:: Task prompt ::
Pick out each line containing the string "Informação".
*****
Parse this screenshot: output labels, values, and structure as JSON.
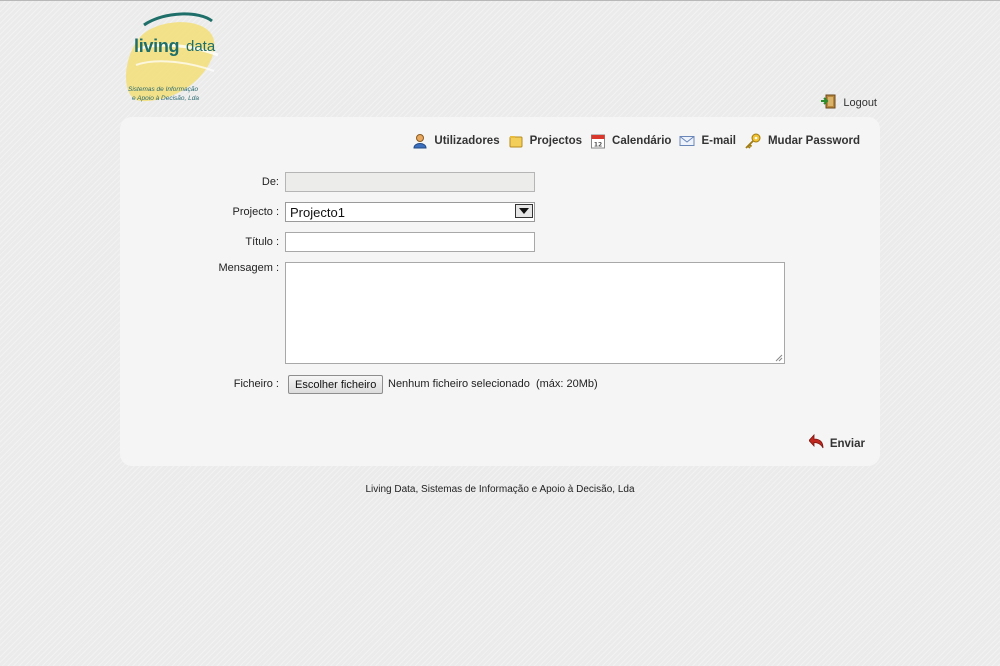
{
  "logo": {
    "brand_living": "living",
    "brand_data": "data",
    "subtitle_line1": "Sistemas de Informação",
    "subtitle_line2": "e Apoio à Decisão, Lda"
  },
  "header": {
    "logout_label": "Logout"
  },
  "nav": {
    "items": [
      {
        "label": "Utilizadores",
        "icon": "user-icon"
      },
      {
        "label": "Projectos",
        "icon": "folder-icon"
      },
      {
        "label": "Calendário",
        "icon": "calendar-icon"
      },
      {
        "label": "E-mail",
        "icon": "email-icon"
      },
      {
        "label": "Mudar Password",
        "icon": "key-icon"
      }
    ]
  },
  "form": {
    "de_label": "De:",
    "de_value": "",
    "projecto_label": "Projecto :",
    "projecto_value": "Projecto1",
    "titulo_label": "Título :",
    "titulo_value": "",
    "mensagem_label": "Mensagem :",
    "mensagem_value": "",
    "ficheiro_label": "Ficheiro :",
    "ficheiro_button": "Escolher ficheiro",
    "ficheiro_status": "Nenhum ficheiro selecionado",
    "ficheiro_max": "(máx: 20Mb)",
    "submit_label": "Enviar"
  },
  "footer": {
    "text": "Living Data, Sistemas de Informação e Apoio à Decisão, Lda"
  },
  "colors": {
    "brand_teal": "#1e6e6a",
    "logo_yellow": "#f4e07a",
    "panel_bg": "#f5f5f5"
  }
}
*****
:: The result ::
    "subtitle_line1": "Sistemas de Informação",
    "text": "Living Data, Sistemas de Informação e Apoio à Decisão, Lda"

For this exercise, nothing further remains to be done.